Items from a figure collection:
#####
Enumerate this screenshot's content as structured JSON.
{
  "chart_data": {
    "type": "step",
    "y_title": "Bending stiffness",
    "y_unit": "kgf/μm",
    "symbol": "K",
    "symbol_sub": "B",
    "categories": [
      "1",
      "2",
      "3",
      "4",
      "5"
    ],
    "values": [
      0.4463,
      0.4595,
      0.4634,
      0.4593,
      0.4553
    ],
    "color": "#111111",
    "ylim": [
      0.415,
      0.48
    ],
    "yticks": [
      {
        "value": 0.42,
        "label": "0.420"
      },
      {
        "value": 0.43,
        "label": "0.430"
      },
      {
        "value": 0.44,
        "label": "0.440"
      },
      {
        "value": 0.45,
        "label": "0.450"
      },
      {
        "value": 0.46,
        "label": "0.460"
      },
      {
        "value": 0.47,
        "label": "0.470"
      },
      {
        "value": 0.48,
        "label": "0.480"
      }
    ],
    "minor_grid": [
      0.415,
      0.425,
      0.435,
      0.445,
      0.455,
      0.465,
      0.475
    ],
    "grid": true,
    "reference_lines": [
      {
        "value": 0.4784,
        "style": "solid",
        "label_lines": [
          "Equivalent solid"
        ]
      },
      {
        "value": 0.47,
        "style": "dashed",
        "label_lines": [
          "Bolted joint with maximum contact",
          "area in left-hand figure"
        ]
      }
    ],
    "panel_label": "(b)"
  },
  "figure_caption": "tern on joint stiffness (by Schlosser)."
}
#####
What is expected:
Extract all of the data shown above without alteration.

Result of this task:
Enumerate this screenshot's content as structured JSON.
{
  "chart_data": {
    "type": "step",
    "y_title": "Bending stiffness",
    "y_unit": "kgf/μm",
    "symbol": "K",
    "symbol_sub": "B",
    "categories": [
      "1",
      "2",
      "3",
      "4",
      "5"
    ],
    "values": [
      0.4463,
      0.4595,
      0.4634,
      0.4593,
      0.4553
    ],
    "color": "#111111",
    "ylim": [
      0.415,
      0.48
    ],
    "yticks": [
      {
        "value": 0.42,
        "label": "0.420"
      },
      {
        "value": 0.43,
        "label": "0.430"
      },
      {
        "value": 0.44,
        "label": "0.440"
      },
      {
        "value": 0.45,
        "label": "0.450"
      },
      {
        "value": 0.46,
        "label": "0.460"
      },
      {
        "value": 0.47,
        "label": "0.470"
      },
      {
        "value": 0.48,
        "label": "0.480"
      }
    ],
    "minor_grid": [
      0.415,
      0.425,
      0.435,
      0.445,
      0.455,
      0.465,
      0.475
    ],
    "grid": true,
    "reference_lines": [
      {
        "value": 0.4784,
        "style": "solid",
        "label_lines": [
          "Equivalent solid"
        ]
      },
      {
        "value": 0.47,
        "style": "dashed",
        "label_lines": [
          "Bolted joint with maximum contact",
          "area in left-hand figure"
        ]
      }
    ],
    "panel_label": "(b)"
  },
  "figure_caption": "tern on joint stiffness (by Schlosser)."
}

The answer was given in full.